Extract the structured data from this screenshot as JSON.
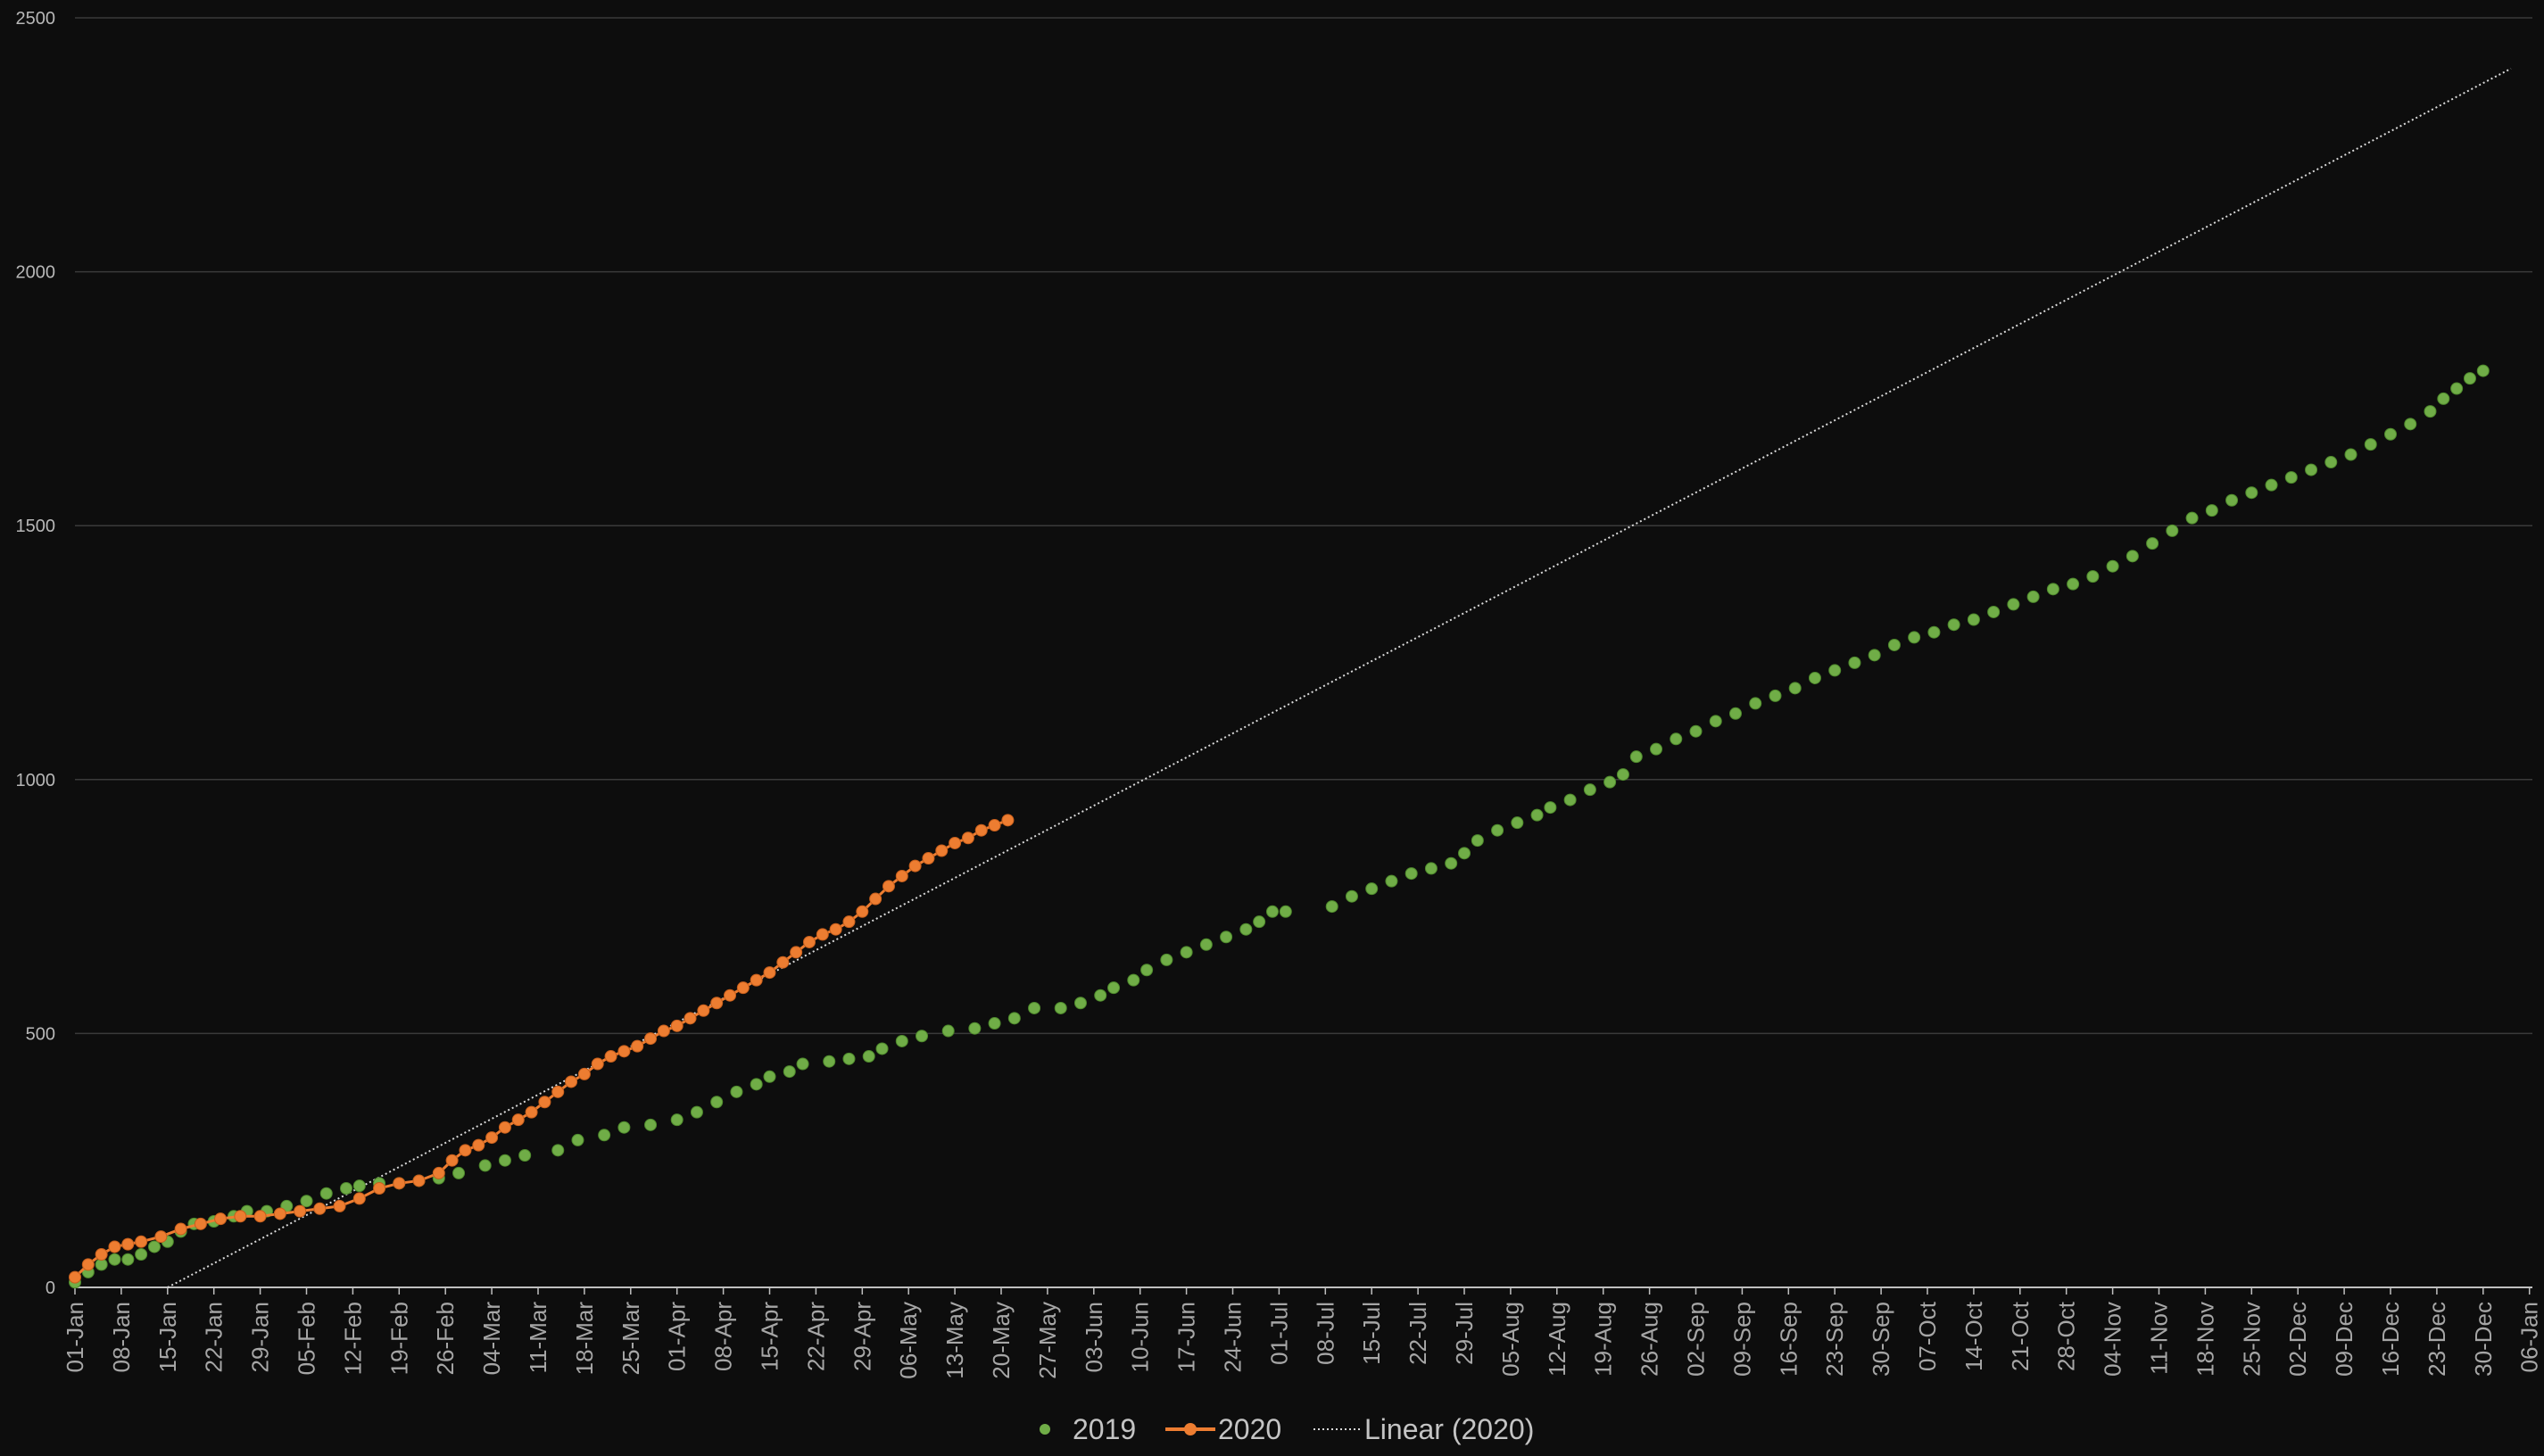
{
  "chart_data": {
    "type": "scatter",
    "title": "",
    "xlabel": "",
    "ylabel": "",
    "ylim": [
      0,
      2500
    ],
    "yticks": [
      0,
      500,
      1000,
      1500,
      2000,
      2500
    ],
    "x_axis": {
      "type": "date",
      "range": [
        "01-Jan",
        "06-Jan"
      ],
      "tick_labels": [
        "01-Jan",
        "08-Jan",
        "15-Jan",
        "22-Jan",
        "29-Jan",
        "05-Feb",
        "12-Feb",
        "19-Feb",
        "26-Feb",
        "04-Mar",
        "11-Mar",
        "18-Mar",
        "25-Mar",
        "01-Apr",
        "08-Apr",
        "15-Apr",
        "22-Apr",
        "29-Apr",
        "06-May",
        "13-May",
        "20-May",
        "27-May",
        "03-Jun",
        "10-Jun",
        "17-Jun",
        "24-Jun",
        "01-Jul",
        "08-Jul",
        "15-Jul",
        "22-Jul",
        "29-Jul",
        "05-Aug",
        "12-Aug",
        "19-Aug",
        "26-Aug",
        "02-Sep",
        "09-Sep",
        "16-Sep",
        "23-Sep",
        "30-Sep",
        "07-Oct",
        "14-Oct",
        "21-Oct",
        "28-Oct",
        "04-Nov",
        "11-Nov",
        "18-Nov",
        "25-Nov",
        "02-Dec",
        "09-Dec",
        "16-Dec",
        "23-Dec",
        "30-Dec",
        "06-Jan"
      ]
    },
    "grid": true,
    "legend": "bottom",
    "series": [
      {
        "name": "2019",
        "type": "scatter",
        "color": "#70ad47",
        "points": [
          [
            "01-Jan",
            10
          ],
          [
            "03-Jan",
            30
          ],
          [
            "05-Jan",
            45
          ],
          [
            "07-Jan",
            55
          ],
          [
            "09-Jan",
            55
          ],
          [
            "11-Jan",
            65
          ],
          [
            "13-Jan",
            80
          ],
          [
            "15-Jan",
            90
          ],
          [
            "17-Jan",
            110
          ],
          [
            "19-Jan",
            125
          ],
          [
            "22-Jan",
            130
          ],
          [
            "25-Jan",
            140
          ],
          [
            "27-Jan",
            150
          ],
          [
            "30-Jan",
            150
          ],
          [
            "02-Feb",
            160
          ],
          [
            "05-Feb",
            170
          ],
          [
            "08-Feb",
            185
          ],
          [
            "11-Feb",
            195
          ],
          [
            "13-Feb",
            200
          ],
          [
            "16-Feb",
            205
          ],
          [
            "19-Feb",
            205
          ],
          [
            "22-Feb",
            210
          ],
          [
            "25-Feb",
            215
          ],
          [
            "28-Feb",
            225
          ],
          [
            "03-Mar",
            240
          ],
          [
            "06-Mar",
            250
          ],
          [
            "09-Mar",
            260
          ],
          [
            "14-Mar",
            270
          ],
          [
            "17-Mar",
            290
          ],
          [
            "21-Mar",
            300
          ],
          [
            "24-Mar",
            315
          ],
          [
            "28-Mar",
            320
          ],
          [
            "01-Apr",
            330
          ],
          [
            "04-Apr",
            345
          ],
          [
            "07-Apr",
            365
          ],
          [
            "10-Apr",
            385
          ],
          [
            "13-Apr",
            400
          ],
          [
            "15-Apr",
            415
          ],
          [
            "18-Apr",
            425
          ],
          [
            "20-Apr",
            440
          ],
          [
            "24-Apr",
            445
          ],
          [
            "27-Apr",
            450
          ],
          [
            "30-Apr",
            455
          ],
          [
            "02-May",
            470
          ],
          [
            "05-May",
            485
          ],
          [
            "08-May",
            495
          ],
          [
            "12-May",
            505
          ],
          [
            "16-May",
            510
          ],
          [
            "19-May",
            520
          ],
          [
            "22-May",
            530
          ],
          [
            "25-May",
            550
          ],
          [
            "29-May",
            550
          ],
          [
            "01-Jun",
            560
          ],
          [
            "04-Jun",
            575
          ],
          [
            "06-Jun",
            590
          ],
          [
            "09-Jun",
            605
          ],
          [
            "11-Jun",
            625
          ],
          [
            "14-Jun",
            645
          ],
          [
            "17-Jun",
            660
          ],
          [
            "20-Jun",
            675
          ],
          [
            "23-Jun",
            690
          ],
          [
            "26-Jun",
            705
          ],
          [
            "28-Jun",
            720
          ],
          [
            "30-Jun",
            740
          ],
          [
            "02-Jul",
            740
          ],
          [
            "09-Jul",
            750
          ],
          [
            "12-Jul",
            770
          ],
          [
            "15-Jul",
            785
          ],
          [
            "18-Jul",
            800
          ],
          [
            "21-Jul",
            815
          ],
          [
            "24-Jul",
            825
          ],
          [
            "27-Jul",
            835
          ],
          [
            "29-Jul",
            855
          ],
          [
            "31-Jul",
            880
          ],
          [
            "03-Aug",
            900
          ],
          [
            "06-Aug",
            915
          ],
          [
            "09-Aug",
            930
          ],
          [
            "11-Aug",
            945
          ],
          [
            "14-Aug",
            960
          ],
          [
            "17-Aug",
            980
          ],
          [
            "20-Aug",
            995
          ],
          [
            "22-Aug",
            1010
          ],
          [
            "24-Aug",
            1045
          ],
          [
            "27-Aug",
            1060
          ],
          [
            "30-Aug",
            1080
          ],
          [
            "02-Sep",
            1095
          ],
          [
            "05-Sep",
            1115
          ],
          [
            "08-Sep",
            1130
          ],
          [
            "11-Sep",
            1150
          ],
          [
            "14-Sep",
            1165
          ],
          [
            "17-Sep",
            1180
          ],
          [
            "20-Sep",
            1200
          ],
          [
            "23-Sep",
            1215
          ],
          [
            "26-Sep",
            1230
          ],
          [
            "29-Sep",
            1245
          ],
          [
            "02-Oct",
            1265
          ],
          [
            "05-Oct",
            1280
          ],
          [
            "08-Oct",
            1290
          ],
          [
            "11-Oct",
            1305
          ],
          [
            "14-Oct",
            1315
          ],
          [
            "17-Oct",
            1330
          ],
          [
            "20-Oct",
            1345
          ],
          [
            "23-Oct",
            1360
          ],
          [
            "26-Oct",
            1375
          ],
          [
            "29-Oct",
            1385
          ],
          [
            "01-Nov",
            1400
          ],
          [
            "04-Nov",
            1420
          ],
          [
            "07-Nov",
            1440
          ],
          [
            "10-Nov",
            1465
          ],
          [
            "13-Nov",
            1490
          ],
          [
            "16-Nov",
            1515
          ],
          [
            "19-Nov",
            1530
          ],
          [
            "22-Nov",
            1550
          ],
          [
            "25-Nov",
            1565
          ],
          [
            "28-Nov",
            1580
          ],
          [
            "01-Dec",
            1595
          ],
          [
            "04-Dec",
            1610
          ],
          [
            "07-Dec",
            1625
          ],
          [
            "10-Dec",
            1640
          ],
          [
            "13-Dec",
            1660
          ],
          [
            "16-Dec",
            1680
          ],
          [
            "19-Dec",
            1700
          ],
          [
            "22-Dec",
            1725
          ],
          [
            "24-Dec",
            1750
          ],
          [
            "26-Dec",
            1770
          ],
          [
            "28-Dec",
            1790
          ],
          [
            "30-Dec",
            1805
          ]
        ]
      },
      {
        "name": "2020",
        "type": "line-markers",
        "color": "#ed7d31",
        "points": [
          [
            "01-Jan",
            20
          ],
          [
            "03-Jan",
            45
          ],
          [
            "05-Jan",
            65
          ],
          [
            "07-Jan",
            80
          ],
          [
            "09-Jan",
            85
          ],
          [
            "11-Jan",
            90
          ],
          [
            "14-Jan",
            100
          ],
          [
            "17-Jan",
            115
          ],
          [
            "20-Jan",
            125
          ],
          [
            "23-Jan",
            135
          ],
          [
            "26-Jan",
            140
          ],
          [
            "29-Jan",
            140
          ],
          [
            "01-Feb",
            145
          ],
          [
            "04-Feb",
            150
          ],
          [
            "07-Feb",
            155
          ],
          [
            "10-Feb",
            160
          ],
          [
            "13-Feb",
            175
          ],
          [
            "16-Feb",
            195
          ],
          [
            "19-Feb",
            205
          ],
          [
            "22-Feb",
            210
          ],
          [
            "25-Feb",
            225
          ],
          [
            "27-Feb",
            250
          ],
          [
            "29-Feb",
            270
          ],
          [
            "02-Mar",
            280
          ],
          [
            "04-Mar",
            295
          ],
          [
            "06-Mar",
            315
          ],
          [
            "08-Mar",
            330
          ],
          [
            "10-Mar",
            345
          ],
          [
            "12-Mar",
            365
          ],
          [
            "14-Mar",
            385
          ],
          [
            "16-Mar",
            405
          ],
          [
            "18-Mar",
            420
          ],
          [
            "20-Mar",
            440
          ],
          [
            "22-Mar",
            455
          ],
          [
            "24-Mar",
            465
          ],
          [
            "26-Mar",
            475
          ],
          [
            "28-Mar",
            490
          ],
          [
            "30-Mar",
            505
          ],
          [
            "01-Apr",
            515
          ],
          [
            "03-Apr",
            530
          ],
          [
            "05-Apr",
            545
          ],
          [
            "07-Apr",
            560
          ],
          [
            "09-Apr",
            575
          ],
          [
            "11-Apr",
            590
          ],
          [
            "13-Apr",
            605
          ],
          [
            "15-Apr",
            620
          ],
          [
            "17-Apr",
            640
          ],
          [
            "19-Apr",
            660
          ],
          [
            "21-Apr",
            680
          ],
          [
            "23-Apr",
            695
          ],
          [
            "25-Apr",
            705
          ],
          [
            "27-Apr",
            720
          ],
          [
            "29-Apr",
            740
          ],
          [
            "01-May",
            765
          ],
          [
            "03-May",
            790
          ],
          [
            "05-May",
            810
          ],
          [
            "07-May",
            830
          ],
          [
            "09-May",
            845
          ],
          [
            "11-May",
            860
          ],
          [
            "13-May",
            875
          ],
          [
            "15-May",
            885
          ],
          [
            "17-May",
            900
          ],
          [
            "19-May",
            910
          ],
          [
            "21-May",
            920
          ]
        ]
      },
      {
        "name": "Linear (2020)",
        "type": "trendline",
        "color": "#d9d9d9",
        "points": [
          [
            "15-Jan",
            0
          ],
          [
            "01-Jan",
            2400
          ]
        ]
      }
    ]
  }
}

### To do
Pick out the lines containing the string "type".

### Task solution
    "type": "scatter",
      "type": "date",
        "type": "scatter",
        "type": "line-markers",
        "type": "trendline",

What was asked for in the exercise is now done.